Items from a figure collection

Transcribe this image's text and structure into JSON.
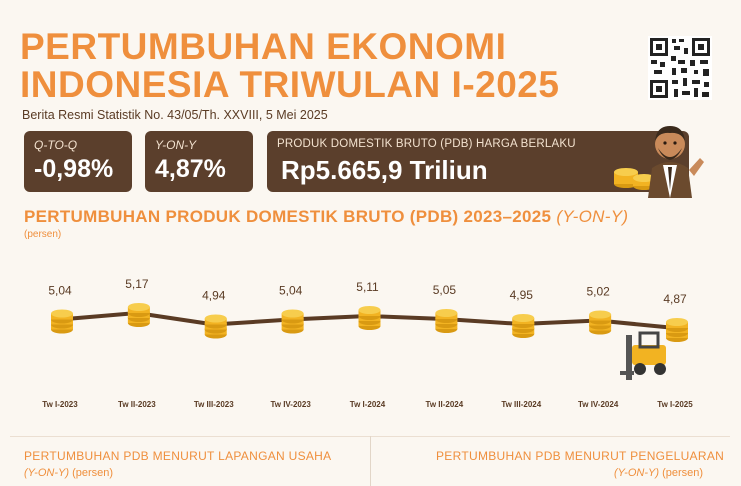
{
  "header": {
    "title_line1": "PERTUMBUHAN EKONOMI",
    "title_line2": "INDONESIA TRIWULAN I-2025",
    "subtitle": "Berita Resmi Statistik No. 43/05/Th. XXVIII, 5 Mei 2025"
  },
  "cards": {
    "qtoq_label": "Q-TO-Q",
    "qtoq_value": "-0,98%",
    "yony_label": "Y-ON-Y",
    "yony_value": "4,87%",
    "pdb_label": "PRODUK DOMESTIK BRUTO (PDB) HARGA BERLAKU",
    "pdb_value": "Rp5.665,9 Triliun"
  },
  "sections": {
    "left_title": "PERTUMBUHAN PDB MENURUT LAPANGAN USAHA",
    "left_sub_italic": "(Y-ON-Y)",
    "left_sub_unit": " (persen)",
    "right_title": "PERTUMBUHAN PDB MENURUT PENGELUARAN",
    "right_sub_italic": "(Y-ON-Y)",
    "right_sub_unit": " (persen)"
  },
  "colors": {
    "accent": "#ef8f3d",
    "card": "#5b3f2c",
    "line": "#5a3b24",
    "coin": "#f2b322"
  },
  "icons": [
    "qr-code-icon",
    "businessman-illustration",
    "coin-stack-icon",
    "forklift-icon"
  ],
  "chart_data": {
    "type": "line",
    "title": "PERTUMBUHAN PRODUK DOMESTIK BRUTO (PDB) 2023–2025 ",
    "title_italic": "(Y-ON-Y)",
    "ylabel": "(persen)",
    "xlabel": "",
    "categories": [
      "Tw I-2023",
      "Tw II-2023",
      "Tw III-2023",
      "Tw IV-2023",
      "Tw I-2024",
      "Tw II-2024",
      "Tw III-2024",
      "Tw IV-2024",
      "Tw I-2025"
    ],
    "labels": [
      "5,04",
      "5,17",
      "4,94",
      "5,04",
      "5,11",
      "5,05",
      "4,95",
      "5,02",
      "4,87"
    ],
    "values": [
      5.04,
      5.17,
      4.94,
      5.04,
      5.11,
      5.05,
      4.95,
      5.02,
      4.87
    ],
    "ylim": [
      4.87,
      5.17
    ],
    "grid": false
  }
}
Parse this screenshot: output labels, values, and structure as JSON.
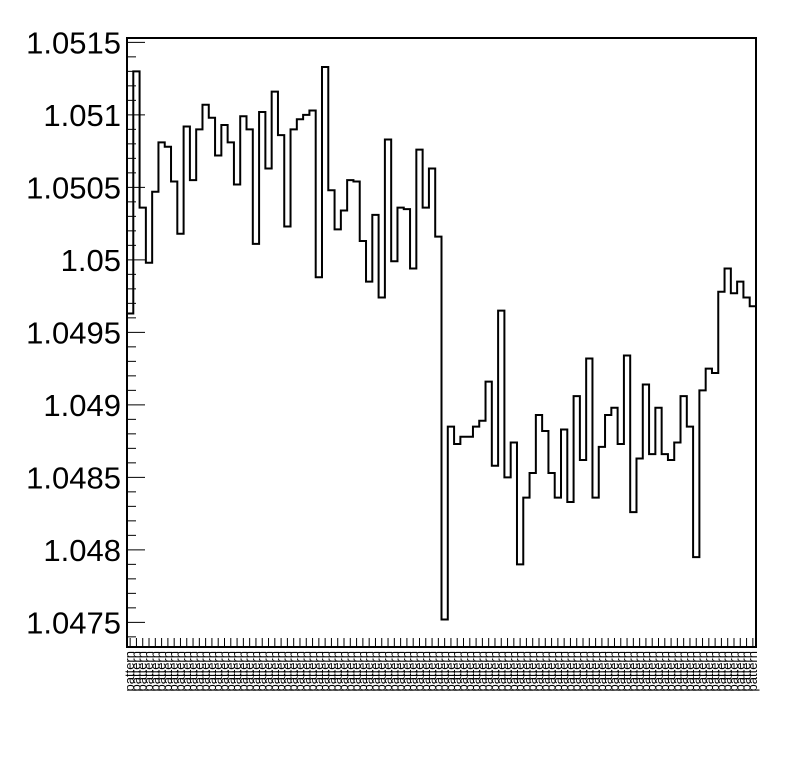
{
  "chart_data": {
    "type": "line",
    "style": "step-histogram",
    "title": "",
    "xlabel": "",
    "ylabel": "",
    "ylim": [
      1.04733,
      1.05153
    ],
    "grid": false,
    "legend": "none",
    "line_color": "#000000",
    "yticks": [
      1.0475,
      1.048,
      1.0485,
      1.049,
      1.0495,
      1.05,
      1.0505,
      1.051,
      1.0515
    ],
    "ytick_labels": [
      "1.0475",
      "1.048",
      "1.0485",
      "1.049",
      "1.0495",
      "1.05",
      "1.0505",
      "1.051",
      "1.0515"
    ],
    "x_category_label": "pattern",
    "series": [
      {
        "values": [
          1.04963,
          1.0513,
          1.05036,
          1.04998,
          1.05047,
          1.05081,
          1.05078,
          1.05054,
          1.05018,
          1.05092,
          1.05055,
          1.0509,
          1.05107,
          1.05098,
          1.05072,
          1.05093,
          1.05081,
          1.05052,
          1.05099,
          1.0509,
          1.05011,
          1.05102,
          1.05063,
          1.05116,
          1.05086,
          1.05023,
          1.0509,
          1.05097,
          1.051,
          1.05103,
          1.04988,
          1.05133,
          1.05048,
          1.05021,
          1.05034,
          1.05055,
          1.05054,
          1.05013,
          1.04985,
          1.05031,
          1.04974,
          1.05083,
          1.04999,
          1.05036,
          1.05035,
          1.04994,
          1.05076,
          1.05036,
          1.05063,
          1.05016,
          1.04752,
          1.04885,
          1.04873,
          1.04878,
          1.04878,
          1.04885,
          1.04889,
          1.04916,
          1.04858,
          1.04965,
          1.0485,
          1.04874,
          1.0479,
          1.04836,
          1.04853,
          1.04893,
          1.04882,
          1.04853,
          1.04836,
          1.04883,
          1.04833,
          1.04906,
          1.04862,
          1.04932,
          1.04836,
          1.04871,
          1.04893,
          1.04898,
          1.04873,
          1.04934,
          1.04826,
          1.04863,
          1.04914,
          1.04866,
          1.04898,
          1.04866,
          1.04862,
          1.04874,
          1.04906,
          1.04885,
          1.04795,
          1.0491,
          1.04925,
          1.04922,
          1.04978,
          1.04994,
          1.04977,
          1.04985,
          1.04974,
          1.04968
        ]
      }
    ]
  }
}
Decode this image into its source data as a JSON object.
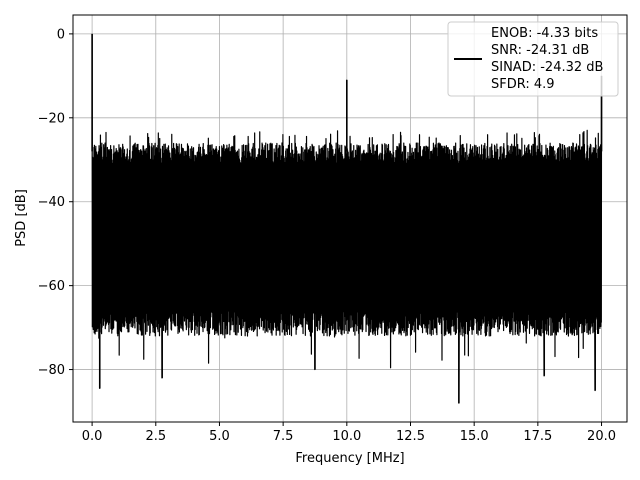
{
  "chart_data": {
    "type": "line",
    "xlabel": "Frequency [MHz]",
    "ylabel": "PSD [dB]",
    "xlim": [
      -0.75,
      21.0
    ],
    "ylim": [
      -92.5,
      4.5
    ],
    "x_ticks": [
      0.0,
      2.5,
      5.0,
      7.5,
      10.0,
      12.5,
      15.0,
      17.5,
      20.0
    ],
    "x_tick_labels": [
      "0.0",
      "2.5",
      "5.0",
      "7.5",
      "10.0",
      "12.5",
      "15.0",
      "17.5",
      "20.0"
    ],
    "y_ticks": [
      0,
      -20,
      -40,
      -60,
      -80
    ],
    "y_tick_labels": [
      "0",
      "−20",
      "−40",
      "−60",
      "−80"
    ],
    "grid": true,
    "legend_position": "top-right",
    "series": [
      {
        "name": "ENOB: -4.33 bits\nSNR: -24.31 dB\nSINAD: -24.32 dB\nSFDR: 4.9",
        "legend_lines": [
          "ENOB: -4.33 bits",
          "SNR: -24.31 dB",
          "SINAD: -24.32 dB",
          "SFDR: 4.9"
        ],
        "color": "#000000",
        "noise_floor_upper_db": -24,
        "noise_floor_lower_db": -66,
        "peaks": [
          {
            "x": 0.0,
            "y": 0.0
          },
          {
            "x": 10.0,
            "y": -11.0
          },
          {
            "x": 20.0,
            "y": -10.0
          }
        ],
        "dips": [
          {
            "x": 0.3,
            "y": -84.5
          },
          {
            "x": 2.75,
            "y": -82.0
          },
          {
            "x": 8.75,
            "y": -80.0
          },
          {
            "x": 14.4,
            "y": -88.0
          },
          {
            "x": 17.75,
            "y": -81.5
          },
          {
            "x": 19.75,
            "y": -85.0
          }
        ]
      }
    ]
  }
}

[PROBLEM]
Give only the count of lines in the data that include the string "ENOB".

[OUTPUT BELOW]
2